> **Work to do**: Copy out, character for character, the stretch of rows below from the one containing "heart-icon-partial[interactable] (680, 740, 690, 764)" through the one containing "story-right[interactable]: Wxoda ·", including both of those rows.
─── Material provided ───
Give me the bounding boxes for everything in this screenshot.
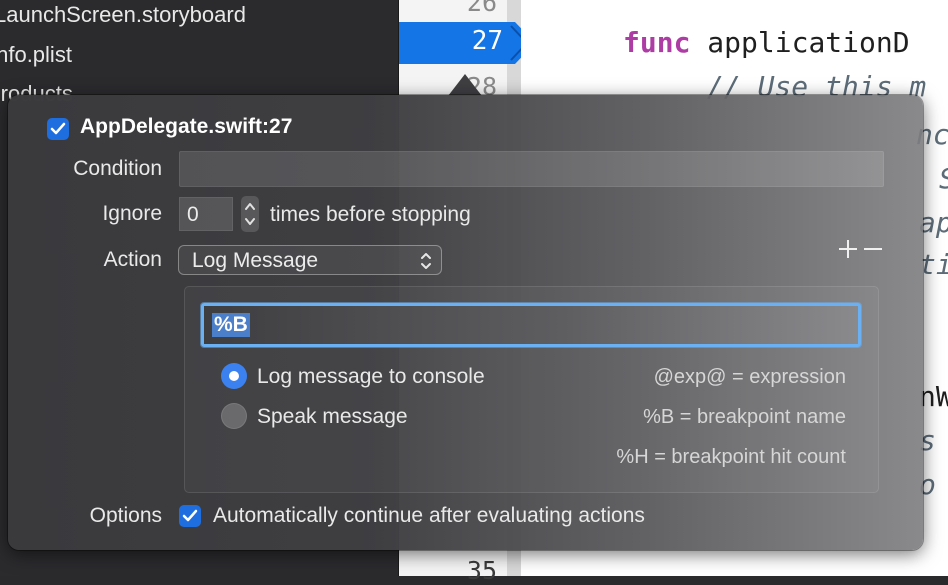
popover-arrow [448, 74, 482, 96]
log-to-console-radio[interactable] [221, 363, 247, 389]
auto-continue-checkbox[interactable] [179, 505, 201, 527]
log-to-console-label[interactable]: Log message to console [257, 365, 485, 389]
code-fragment: ap [919, 206, 948, 239]
radio-selected-dot [229, 371, 239, 381]
code-keyword: func [623, 26, 691, 59]
action-label: Action [103, 248, 162, 271]
breakpoint-title: AppDelegate.swift:27 [80, 115, 293, 138]
line-number: 35 [466, 556, 497, 585]
ignore-count-input[interactable]: 0 [179, 197, 233, 231]
ignore-label: Ignore [102, 202, 162, 225]
minus-icon[interactable] [861, 237, 885, 261]
code-fragment: S [939, 162, 948, 195]
hint-expression: @exp@ = expression [653, 366, 846, 388]
navigator-item-launchscreen[interactable]: LaunchScreen.storyboard [0, 2, 246, 28]
auto-continue-label[interactable]: Automatically continue after evaluating … [213, 504, 645, 528]
ignore-suffix-label: times before stopping [270, 203, 471, 226]
log-message-input[interactable]: %B [201, 303, 861, 347]
speak-message-label[interactable]: Speak message [257, 405, 408, 429]
hint-breakpoint-name: %B = breakpoint name [643, 406, 846, 428]
code-fragment: ti [919, 248, 948, 281]
code-function-name: applicationD [690, 26, 910, 59]
hint-hit-count: %H = breakpoint hit count [616, 446, 846, 468]
condition-label: Condition [73, 157, 162, 180]
stepper-icon [245, 203, 255, 225]
action-type-select[interactable]: Log Message [178, 245, 442, 275]
options-label: Options [89, 504, 162, 527]
navigator-item-info-plist[interactable]: Info.plist [0, 42, 72, 68]
chevron-up-down-icon [421, 253, 431, 269]
current-line-number: 27 [471, 26, 503, 56]
breakpoint-editor-popover: AppDelegate.swift:27 Condition Ignore 0 … [8, 95, 923, 550]
action-type-value: Log Message [192, 249, 319, 272]
line-number: 26 [466, 0, 497, 17]
checkmark-icon [182, 509, 198, 522]
code-fragment: nW [919, 380, 948, 413]
ignore-count-stepper[interactable] [241, 196, 259, 232]
code-line: func applicationD [623, 26, 910, 59]
condition-input[interactable] [179, 151, 884, 187]
breakpoint-marker[interactable]: 27 [399, 22, 535, 64]
plus-icon[interactable] [836, 237, 860, 261]
action-detail-panel: %B Log message to console Speak message … [184, 286, 879, 493]
breakpoint-marker-icon [399, 22, 535, 64]
speak-message-radio[interactable] [221, 403, 247, 429]
breakpoint-enabled-checkbox[interactable] [47, 118, 69, 140]
log-message-text: %B [212, 313, 250, 337]
checkmark-icon [50, 122, 66, 135]
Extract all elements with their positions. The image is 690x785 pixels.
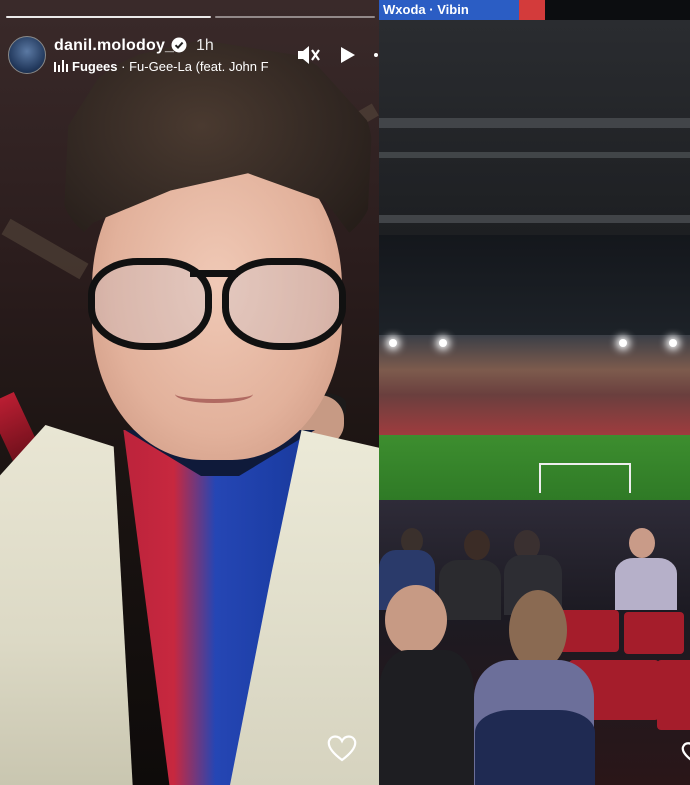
heart-icon-partial[interactable] (680, 740, 690, 764)
spectator-body (439, 560, 501, 620)
avatar[interactable] (8, 36, 46, 74)
story-progress-bar (215, 16, 375, 18)
roof-truss (379, 152, 690, 158)
spectator-head (509, 590, 567, 670)
stadium-seat (559, 610, 619, 652)
music-track: Fu-Gee-La (feat. John F (129, 59, 269, 74)
speaker-muted-icon[interactable] (296, 44, 320, 66)
spectator-body (379, 650, 474, 785)
mouth (175, 385, 253, 403)
music-bars-icon (54, 60, 68, 72)
football-pitch (379, 435, 690, 500)
stadium-seat (624, 612, 684, 654)
far-stand-crowd (379, 335, 690, 435)
spectator-head (385, 585, 447, 655)
story-progress-bar (6, 16, 211, 18)
sticker-artist: Wxoda (383, 2, 426, 17)
stadium-seat (657, 660, 690, 730)
spectator-head (629, 528, 655, 558)
username[interactable]: danil.molodoy_ (54, 37, 174, 55)
night-sky (379, 235, 690, 335)
glasses-lens-right (222, 258, 346, 350)
roof-truss (379, 118, 690, 128)
floodlight (439, 339, 447, 347)
sticker-accent (519, 0, 545, 20)
floodlight (619, 339, 627, 347)
goal-frame (539, 463, 631, 493)
verified-badge-icon (171, 37, 187, 53)
play-icon[interactable] (337, 45, 357, 65)
more-options-icon[interactable] (374, 53, 378, 57)
sticker-track: Vibin (437, 2, 469, 17)
roof-truss (379, 215, 690, 223)
spectator-body (615, 558, 677, 610)
music-separator: · (121, 59, 126, 74)
story-right[interactable]: Wxoda · Vibin (379, 0, 690, 785)
music-sticker[interactable]: Wxoda · Vibin (379, 0, 545, 20)
sticker-separator: · (429, 2, 434, 17)
story-time: 1h (196, 37, 214, 54)
spectator-head (464, 530, 490, 560)
floodlight (669, 339, 677, 347)
spectator-shirt (475, 710, 595, 785)
floodlight (389, 339, 397, 347)
music-attribution[interactable]: Fugees · Fu-Gee-La (feat. John F (54, 59, 280, 74)
glasses-bridge (190, 270, 238, 277)
story-left[interactable]: danil.molodoy_ 1h Fugees · Fu-Gee-La (fe… (0, 0, 379, 785)
heart-icon[interactable] (327, 734, 357, 762)
music-artist: Fugees (72, 59, 118, 74)
ceiling-beam (1, 218, 89, 280)
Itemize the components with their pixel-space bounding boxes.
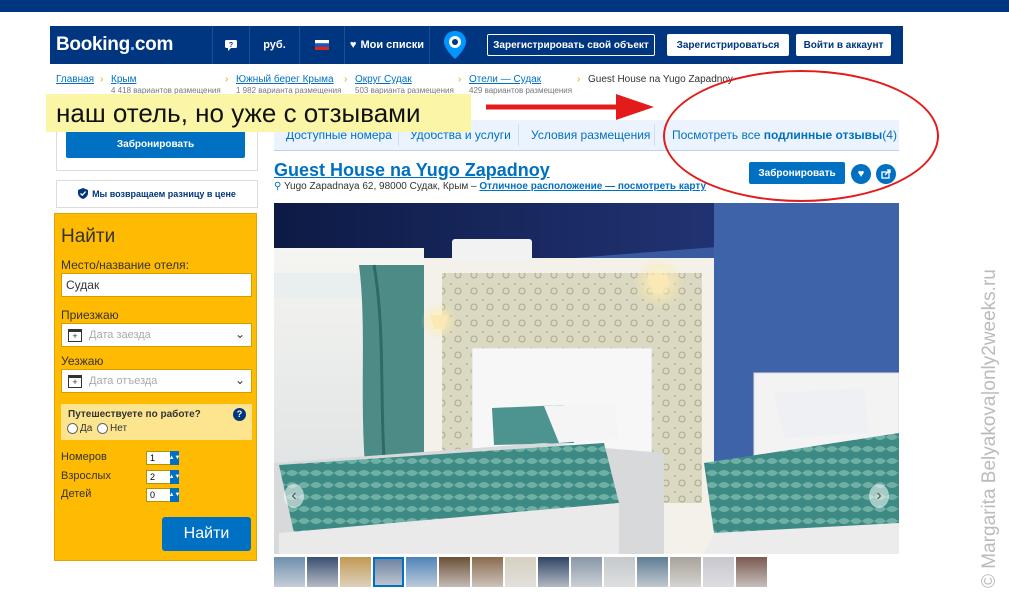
gallery-thumbnail[interactable] (406, 557, 437, 587)
rooms-label: Номеров (61, 451, 107, 463)
checkin-date-field[interactable]: + Дата заезда ⌄ (61, 323, 252, 347)
help-icon[interactable]: ? (233, 408, 246, 421)
search-panel: Найти Место/название отеля: Судак Приезж… (54, 213, 257, 561)
breadcrumb-separator: › (577, 74, 581, 85)
work-trip-no-radio[interactable]: Нет (97, 423, 127, 434)
children-select[interactable]: 0 ▲▼ (146, 488, 180, 502)
adults-select[interactable]: 2 ▲▼ (146, 470, 180, 484)
adults-label: Взрослых (61, 470, 111, 482)
hotel-address: ⚲ Yugo Zapadnaya 62, 98000 Судак, Крым –… (274, 181, 707, 192)
breadcrumb-item-crimea[interactable]: Крым 4 418 вариантов размещения (111, 74, 221, 95)
gallery-thumbnails (274, 557, 767, 587)
gallery-next-arrow[interactable]: › (869, 484, 889, 508)
gallery-thumbnail[interactable] (505, 557, 536, 587)
breadcrumb-separator: › (100, 74, 104, 85)
price-match-badge[interactable]: Мы возвращаем разницу в цене (56, 180, 258, 208)
heart-icon: ♥ (349, 39, 357, 51)
annotation-red-oval (663, 70, 939, 202)
tab-divider (518, 124, 519, 146)
gallery-thumbnail[interactable] (538, 557, 569, 587)
map-pin-icon: ⚲ (274, 181, 282, 192)
language-flag-icon[interactable] (300, 26, 344, 64)
breadcrumb-current: Guest House na Yugo Zapadnoy (588, 74, 733, 85)
children-label: Детей (61, 488, 92, 500)
destination-input[interactable]: Судак (61, 273, 252, 297)
booking-assistant-icon[interactable] (430, 26, 480, 64)
top-stripe (0, 0, 1009, 12)
gallery-thumbnail[interactable] (670, 557, 701, 587)
checkout-date-field[interactable]: + Дата отъезда ⌄ (61, 369, 252, 393)
shield-check-icon (78, 187, 89, 201)
checkout-label: Уезжаю (61, 354, 104, 368)
hotel-name-link[interactable]: Guest House na Yugo Zapadnoy (274, 160, 550, 181)
register-button[interactable]: Зарегистрироваться (667, 34, 789, 56)
annotation-label: наш отель, но уже с отзывами (46, 94, 471, 132)
tab-policies[interactable]: Условия размещения (531, 120, 650, 150)
work-trip-yes-radio[interactable]: Да (67, 423, 92, 434)
search-title: Найти (61, 226, 116, 247)
svg-text:© Margarita Belyakova|only2wee: © Margarita Belyakova|only2weeks.ru (979, 269, 1000, 588)
tab-divider (654, 124, 655, 146)
hotel-main-photo[interactable]: ‹ › (274, 203, 899, 554)
work-trip-box: Путешествуете по работе? ? Да Нет (61, 404, 252, 440)
calendar-icon: + (68, 328, 82, 342)
sidebar-book-button[interactable]: Забронировать (66, 131, 245, 158)
stepper-icon: ▲▼ (169, 470, 180, 484)
site-header: Booking.com ? руб. ♥ Мои списки Зарегистр… (50, 26, 903, 64)
gallery-thumbnail[interactable] (703, 557, 734, 587)
gallery-thumbnail[interactable] (340, 557, 371, 587)
show-map-link[interactable]: Отличное расположение — посмотреть карту (479, 181, 706, 192)
checkin-label: Приезжаю (61, 308, 119, 322)
watermark: © Margarita Belyakova|only2weeks.ru (979, 269, 1000, 588)
gallery-thumbnail[interactable] (307, 557, 338, 587)
gallery-thumbnail[interactable] (571, 557, 602, 587)
work-trip-question: Путешествуете по работе? (68, 409, 201, 420)
destination-label: Место/название отеля: (61, 258, 189, 272)
gallery-prev-arrow[interactable]: ‹ (284, 484, 304, 508)
breadcrumb-item-south-coast[interactable]: Южный берег Крыма 1 982 варианта размещен… (236, 74, 341, 95)
gallery-thumbnail[interactable] (439, 557, 470, 587)
chevron-down-icon: ⌄ (234, 327, 245, 341)
stepper-icon: ▲▼ (169, 488, 180, 502)
help-chat-icon[interactable]: ? (213, 26, 249, 64)
currency-selector[interactable]: руб. (250, 26, 299, 64)
gallery-thumbnail[interactable] (637, 557, 668, 587)
register-property-button[interactable]: Зарегистрировать свой объект (487, 34, 655, 56)
booking-logo[interactable]: Booking.com (56, 34, 173, 56)
gallery-thumbnail[interactable] (736, 557, 767, 587)
rooms-select[interactable]: 1 ▲▼ (146, 451, 180, 465)
breadcrumb-separator: › (225, 74, 229, 85)
calendar-icon: + (68, 374, 82, 388)
breadcrumb-separator: › (458, 74, 462, 85)
svg-text:?: ? (229, 42, 233, 49)
stepper-icon: ▲▼ (169, 451, 180, 465)
search-button[interactable]: Найти (162, 517, 251, 551)
gallery-thumbnail[interactable] (274, 557, 305, 587)
gallery-thumbnail[interactable] (472, 557, 503, 587)
breadcrumb-item-sudak-district[interactable]: Округ Судак 503 варианта размещения (355, 74, 454, 95)
breadcrumb-separator: › (344, 74, 348, 85)
sign-in-button[interactable]: Войти в аккаунт (796, 34, 891, 56)
breadcrumb-item-home[interactable]: Главная (56, 74, 94, 85)
gallery-thumbnail[interactable] (373, 557, 404, 587)
chevron-down-icon: ⌄ (234, 373, 245, 387)
annotation-arrow-icon (486, 94, 654, 120)
wishlists-link[interactable]: ♥ Мои списки (345, 26, 429, 64)
gallery-thumbnail[interactable] (604, 557, 635, 587)
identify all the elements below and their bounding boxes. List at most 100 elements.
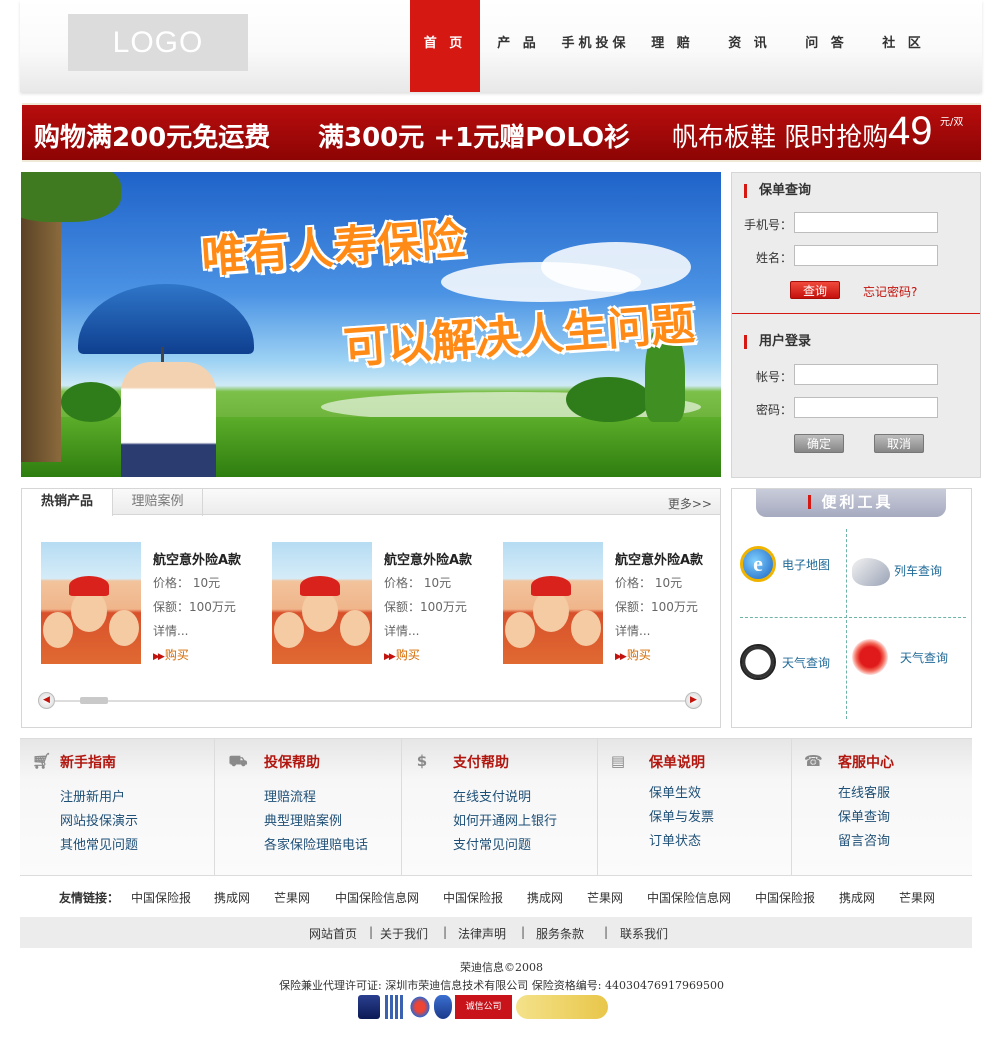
───
> **Exercise solution**:
heart-icon-partial[interactable] (680, 740, 690, 764)
spectator-body (439, 560, 501, 620)
avatar[interactable] (8, 36, 46, 74)
story-progress-bar (215, 16, 375, 18)
roof-truss (379, 152, 690, 158)
spectator-head (509, 590, 567, 670)
stadium-seat (559, 610, 619, 652)
music-track: Fu-Gee-La (feat. John F (129, 59, 269, 74)
speaker-muted-icon[interactable] (296, 44, 320, 66)
spectator-body (379, 650, 474, 785)
mouth (175, 385, 253, 403)
music-bars-icon (54, 60, 68, 72)
football-pitch (379, 435, 690, 500)
stadium-seat (624, 612, 684, 654)
far-stand-crowd (379, 335, 690, 435)
spectator-head (385, 585, 447, 655)
story-progress-bar (6, 16, 211, 18)
sticker-artist: Wxoda (383, 2, 426, 17)
stadium-seat (657, 660, 690, 730)
spectator-head (629, 528, 655, 558)
username[interactable]: danil.molodoy_ (54, 37, 174, 55)
night-sky (379, 235, 690, 335)
glasses-lens-right (222, 258, 346, 350)
roof-truss (379, 118, 690, 128)
floodlight (439, 339, 447, 347)
sticker-accent (519, 0, 545, 20)
floodlight (619, 339, 627, 347)
goal-frame (539, 463, 631, 493)
verified-badge-icon (171, 37, 187, 53)
play-icon[interactable] (337, 45, 357, 65)
more-options-icon[interactable] (374, 53, 378, 57)
sticker-track: Vibin (437, 2, 469, 17)
roof-truss (379, 215, 690, 223)
spectator-body (615, 558, 677, 610)
music-separator: · (121, 59, 126, 74)
story-right[interactable]: Wxoda · Vibin (379, 0, 690, 785)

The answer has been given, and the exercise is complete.